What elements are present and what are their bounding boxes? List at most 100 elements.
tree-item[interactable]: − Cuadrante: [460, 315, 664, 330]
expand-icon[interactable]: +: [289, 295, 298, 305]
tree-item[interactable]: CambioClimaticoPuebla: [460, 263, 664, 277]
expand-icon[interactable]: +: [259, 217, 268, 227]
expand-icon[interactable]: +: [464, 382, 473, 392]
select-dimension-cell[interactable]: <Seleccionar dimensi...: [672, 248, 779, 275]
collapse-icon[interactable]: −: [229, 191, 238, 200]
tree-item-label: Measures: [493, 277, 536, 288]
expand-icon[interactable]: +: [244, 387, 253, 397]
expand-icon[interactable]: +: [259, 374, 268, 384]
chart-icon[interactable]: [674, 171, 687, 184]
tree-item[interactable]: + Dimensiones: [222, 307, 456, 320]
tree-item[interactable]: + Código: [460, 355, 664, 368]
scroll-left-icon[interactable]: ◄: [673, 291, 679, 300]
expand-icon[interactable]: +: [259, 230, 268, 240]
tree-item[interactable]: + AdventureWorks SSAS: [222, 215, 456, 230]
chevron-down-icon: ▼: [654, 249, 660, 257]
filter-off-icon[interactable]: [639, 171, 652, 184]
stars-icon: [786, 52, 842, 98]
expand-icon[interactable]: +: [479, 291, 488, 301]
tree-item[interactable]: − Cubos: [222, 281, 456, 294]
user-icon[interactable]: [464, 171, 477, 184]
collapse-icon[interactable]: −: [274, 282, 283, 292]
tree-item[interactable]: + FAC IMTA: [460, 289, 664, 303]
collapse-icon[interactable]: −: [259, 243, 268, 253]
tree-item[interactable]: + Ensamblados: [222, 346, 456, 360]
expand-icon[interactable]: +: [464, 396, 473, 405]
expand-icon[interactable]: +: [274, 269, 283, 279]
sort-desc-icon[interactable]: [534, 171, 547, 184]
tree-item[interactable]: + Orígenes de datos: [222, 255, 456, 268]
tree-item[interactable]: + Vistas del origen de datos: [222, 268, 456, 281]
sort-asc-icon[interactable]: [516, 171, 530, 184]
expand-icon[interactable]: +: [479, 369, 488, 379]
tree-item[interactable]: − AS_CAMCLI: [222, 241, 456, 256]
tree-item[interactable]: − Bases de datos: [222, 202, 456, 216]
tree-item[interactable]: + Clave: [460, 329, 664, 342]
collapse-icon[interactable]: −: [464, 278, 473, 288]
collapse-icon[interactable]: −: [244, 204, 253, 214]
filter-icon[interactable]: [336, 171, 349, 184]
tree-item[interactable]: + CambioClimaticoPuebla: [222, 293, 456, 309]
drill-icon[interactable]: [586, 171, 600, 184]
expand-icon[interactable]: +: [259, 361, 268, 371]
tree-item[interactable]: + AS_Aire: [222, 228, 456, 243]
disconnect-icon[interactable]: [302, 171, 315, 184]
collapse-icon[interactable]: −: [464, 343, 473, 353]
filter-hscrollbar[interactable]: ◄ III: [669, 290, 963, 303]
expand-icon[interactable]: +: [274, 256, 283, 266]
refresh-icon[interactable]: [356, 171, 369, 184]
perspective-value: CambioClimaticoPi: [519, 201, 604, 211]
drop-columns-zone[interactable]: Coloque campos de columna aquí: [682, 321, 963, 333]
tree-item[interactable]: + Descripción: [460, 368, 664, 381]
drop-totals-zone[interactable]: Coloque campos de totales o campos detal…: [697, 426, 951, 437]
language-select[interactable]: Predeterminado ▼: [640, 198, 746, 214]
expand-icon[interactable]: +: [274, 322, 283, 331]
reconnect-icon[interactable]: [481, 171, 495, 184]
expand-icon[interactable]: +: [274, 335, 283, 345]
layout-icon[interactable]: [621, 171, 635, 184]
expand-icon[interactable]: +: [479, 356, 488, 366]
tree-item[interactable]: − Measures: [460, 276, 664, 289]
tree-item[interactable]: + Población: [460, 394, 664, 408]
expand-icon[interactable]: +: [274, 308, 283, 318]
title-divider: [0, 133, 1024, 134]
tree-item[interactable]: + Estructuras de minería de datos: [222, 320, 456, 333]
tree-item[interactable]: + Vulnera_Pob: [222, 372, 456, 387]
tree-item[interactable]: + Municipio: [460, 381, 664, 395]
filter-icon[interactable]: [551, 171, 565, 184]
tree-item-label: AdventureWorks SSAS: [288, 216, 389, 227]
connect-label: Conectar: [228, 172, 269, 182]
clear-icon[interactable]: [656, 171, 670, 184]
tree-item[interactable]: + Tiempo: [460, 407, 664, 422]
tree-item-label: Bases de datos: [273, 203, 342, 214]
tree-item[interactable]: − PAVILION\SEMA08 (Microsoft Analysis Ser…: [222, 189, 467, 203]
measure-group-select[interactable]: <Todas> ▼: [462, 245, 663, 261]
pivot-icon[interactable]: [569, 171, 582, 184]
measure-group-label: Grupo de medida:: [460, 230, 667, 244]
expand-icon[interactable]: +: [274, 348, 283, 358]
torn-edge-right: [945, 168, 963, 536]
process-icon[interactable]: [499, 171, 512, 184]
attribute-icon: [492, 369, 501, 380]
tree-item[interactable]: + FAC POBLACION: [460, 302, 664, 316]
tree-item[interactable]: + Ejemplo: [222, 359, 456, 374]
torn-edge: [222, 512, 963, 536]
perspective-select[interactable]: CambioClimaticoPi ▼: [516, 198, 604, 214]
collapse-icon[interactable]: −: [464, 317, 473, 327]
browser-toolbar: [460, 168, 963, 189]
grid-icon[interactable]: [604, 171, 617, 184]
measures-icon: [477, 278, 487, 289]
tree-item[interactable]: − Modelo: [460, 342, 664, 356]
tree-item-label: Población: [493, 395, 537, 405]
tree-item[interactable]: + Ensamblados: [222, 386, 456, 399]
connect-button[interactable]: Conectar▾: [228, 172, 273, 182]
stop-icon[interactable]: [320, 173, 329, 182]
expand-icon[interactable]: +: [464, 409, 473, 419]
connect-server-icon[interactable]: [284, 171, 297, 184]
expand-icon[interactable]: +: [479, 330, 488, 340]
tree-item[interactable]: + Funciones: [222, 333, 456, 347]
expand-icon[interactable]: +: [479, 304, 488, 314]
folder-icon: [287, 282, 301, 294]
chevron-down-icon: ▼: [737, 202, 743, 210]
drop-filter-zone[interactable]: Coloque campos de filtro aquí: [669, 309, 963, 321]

○ ○ ○ ○

> **The problem**
Set the whole listing down again so that it matches the original exactly.

> **Completed exercise**
What elements are present and what are their bounding boxes? List at most 100 elements.
tree-item[interactable]: − Cuadrante: [460, 315, 664, 330]
expand-icon[interactable]: +: [289, 295, 298, 305]
tree-item[interactable]: CambioClimaticoPuebla: [460, 263, 664, 277]
expand-icon[interactable]: +: [259, 217, 268, 227]
expand-icon[interactable]: +: [464, 382, 473, 392]
select-dimension-cell[interactable]: <Seleccionar dimensi...: [672, 248, 779, 275]
collapse-icon[interactable]: −: [229, 191, 238, 200]
tree-item-label: Measures: [493, 277, 536, 288]
expand-icon[interactable]: +: [244, 387, 253, 397]
expand-icon[interactable]: +: [259, 374, 268, 384]
chart-icon[interactable]: [674, 171, 687, 184]
tree-item[interactable]: + Dimensiones: [222, 307, 456, 320]
tree-item[interactable]: + Código: [460, 355, 664, 368]
scroll-left-icon[interactable]: ◄: [673, 291, 679, 300]
expand-icon[interactable]: +: [259, 230, 268, 240]
tree-item[interactable]: + AdventureWorks SSAS: [222, 215, 456, 230]
chevron-down-icon: ▼: [654, 249, 660, 257]
filter-off-icon[interactable]: [639, 171, 652, 184]
stars-icon: [786, 52, 842, 98]
expand-icon[interactable]: +: [479, 291, 488, 301]
tree-item[interactable]: − Cubos: [222, 281, 456, 294]
user-icon[interactable]: [464, 171, 477, 184]
collapse-icon[interactable]: −: [274, 282, 283, 292]
tree-item[interactable]: + FAC IMTA: [460, 289, 664, 303]
collapse-icon[interactable]: −: [259, 243, 268, 253]
tree-item[interactable]: + Ensamblados: [222, 346, 456, 360]
expand-icon[interactable]: +: [464, 396, 473, 405]
expand-icon[interactable]: +: [274, 269, 283, 279]
sort-desc-icon[interactable]: [534, 171, 547, 184]
tree-item[interactable]: + Orígenes de datos: [222, 255, 456, 268]
tree-item[interactable]: + Vistas del origen de datos: [222, 268, 456, 281]
sort-asc-icon[interactable]: [516, 171, 530, 184]
expand-icon[interactable]: +: [479, 369, 488, 379]
tree-item[interactable]: − AS_CAMCLI: [222, 241, 456, 256]
tree-item[interactable]: − Bases de datos: [222, 202, 456, 216]
tree-item[interactable]: + Clave: [460, 329, 664, 342]
collapse-icon[interactable]: −: [464, 278, 473, 288]
collapse-icon[interactable]: −: [244, 204, 253, 214]
filter-icon[interactable]: [336, 171, 349, 184]
tree-item[interactable]: + CambioClimaticoPuebla: [222, 293, 456, 309]
drill-icon[interactable]: [586, 171, 600, 184]
expand-icon[interactable]: +: [259, 361, 268, 371]
tree-item[interactable]: + AS_Aire: [222, 228, 456, 243]
disconnect-icon[interactable]: [302, 171, 315, 184]
collapse-icon[interactable]: −: [464, 343, 473, 353]
filter-hscrollbar[interactable]: ◄ III: [669, 290, 963, 303]
expand-icon[interactable]: +: [274, 256, 283, 266]
refresh-icon[interactable]: [356, 171, 369, 184]
perspective-value: CambioClimaticoPi: [519, 201, 604, 211]
drop-columns-zone[interactable]: Coloque campos de columna aquí: [682, 321, 963, 333]
tree-item[interactable]: + Descripción: [460, 368, 664, 381]
drop-totals-zone[interactable]: Coloque campos de totales o campos detal…: [697, 426, 951, 437]
language-select[interactable]: Predeterminado ▼: [640, 198, 746, 214]
expand-icon[interactable]: +: [274, 322, 283, 331]
reconnect-icon[interactable]: [481, 171, 495, 184]
expand-icon[interactable]: +: [274, 335, 283, 345]
layout-icon[interactable]: [621, 171, 635, 184]
expand-icon[interactable]: +: [479, 356, 488, 366]
tree-item[interactable]: − Measures: [460, 276, 664, 289]
tree-item[interactable]: + Población: [460, 394, 664, 408]
expand-icon[interactable]: +: [274, 308, 283, 318]
title-divider: [0, 133, 1024, 134]
tree-item[interactable]: + Estructuras de minería de datos: [222, 320, 456, 333]
tree-item[interactable]: + Vulnera_Pob: [222, 372, 456, 387]
tree-item[interactable]: + Municipio: [460, 381, 664, 395]
filter-icon[interactable]: [551, 171, 565, 184]
tree-item-label: AdventureWorks SSAS: [288, 216, 389, 227]
connect-label: Conectar: [228, 172, 269, 182]
clear-icon[interactable]: [656, 171, 670, 184]
tree-item[interactable]: + Tiempo: [460, 407, 664, 422]
tree-item-label: Bases de datos: [273, 203, 342, 214]
tree-item[interactable]: − PAVILION\SEMA08 (Microsoft Analysis Ser…: [222, 189, 467, 203]
measure-group-select[interactable]: <Todas> ▼: [462, 245, 663, 261]
pivot-icon[interactable]: [569, 171, 582, 184]
measure-group-label: Grupo de medida:: [460, 230, 667, 244]
expand-icon[interactable]: +: [274, 348, 283, 358]
torn-edge-right: [945, 168, 963, 536]
process-icon[interactable]: [499, 171, 512, 184]
attribute-icon: [492, 369, 501, 380]
tree-item[interactable]: + FAC POBLACION: [460, 302, 664, 316]
tree-item[interactable]: + Ejemplo: [222, 359, 456, 374]
torn-edge: [222, 512, 963, 536]
perspective-select[interactable]: CambioClimaticoPi ▼: [516, 198, 604, 214]
collapse-icon[interactable]: −: [464, 317, 473, 327]
browser-toolbar: [460, 168, 963, 189]
grid-icon[interactable]: [604, 171, 617, 184]
measures-icon: [477, 278, 487, 289]
tree-item[interactable]: − Modelo: [460, 342, 664, 356]
tree-item-label: Población: [493, 395, 537, 405]
tree-item[interactable]: + Ensamblados: [222, 386, 456, 399]
connect-button[interactable]: Conectar▾: [228, 172, 273, 182]
stop-icon[interactable]: [320, 173, 329, 182]
expand-icon[interactable]: +: [464, 409, 473, 419]
connect-server-icon[interactable]: [284, 171, 297, 184]
expand-icon[interactable]: +: [479, 330, 488, 340]
tree-item[interactable]: + Funciones: [222, 333, 456, 347]
expand-icon[interactable]: +: [479, 304, 488, 314]
folder-icon: [287, 282, 301, 294]
chevron-down-icon: ▼: [737, 202, 743, 210]
drop-filter-zone[interactable]: Coloque campos de filtro aquí: [669, 309, 963, 321]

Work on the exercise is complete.